◆ **Written task**
Repeat the records verbatim from their first line, stopping after the line that contains "530, 392, 550]".

◆ **Input data**
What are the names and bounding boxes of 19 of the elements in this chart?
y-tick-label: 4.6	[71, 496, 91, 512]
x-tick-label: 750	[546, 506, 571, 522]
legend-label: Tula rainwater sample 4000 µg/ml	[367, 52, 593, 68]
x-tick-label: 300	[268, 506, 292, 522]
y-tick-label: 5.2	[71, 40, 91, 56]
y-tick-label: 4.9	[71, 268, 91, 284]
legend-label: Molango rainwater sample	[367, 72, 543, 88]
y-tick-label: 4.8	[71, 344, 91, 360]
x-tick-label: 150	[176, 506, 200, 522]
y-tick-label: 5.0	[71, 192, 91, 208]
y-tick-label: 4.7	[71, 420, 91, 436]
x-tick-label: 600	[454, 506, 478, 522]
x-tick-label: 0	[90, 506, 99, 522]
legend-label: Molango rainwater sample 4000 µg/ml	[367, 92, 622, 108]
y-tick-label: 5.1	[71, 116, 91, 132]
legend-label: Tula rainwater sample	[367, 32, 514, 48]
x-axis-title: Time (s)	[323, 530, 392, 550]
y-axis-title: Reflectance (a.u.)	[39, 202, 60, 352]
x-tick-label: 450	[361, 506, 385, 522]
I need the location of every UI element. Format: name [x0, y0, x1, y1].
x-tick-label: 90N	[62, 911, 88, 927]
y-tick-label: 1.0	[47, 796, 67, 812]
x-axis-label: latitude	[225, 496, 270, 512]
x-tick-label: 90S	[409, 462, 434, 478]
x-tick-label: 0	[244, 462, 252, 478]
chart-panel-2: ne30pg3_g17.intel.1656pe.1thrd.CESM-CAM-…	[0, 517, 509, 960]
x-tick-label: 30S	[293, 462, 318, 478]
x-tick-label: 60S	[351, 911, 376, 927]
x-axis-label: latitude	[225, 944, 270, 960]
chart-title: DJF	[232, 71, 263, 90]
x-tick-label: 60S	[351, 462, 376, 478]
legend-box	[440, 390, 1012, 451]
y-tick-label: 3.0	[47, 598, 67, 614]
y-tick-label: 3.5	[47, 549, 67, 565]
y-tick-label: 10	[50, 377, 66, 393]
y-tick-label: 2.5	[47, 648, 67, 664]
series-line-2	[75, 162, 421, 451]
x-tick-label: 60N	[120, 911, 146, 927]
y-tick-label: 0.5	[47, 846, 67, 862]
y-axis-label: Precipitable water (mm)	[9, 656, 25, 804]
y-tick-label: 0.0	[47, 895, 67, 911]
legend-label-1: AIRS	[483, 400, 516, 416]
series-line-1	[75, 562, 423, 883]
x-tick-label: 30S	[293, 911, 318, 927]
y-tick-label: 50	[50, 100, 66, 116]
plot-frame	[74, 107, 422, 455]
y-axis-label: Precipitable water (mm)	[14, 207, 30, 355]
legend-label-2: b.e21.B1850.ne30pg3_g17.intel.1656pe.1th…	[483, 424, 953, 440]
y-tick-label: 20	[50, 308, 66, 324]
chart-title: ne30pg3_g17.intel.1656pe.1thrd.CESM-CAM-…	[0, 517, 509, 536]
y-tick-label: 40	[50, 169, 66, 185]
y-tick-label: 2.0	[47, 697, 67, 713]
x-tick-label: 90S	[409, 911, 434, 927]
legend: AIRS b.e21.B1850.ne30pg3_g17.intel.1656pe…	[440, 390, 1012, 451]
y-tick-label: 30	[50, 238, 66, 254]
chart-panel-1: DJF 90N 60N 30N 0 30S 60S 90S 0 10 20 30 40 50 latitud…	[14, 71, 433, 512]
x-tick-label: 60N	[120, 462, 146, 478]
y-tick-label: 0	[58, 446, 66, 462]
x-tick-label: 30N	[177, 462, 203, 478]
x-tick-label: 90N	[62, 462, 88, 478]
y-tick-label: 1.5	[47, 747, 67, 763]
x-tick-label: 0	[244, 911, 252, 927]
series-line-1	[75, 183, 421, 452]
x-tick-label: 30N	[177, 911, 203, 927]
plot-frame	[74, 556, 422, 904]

◆ **Result of the exercise**
What are the names and bounding boxes of 19 of the elements in this chart?
y-tick-label: 4.6	[71, 496, 91, 512]
x-tick-label: 750	[546, 506, 571, 522]
legend-label: Tula rainwater sample 4000 µg/ml	[367, 52, 593, 68]
x-tick-label: 300	[268, 506, 292, 522]
y-tick-label: 5.2	[71, 40, 91, 56]
y-tick-label: 4.9	[71, 268, 91, 284]
legend-label: Molango rainwater sample	[367, 72, 543, 88]
y-tick-label: 4.8	[71, 344, 91, 360]
x-tick-label: 150	[176, 506, 200, 522]
y-tick-label: 5.0	[71, 192, 91, 208]
y-tick-label: 4.7	[71, 420, 91, 436]
x-tick-label: 600	[454, 506, 478, 522]
x-tick-label: 0	[90, 506, 99, 522]
legend-label: Molango rainwater sample 4000 µg/ml	[367, 92, 622, 108]
y-tick-label: 5.1	[71, 116, 91, 132]
legend-label: Tula rainwater sample	[367, 32, 514, 48]
x-axis-title: Time (s)	[323, 530, 392, 550]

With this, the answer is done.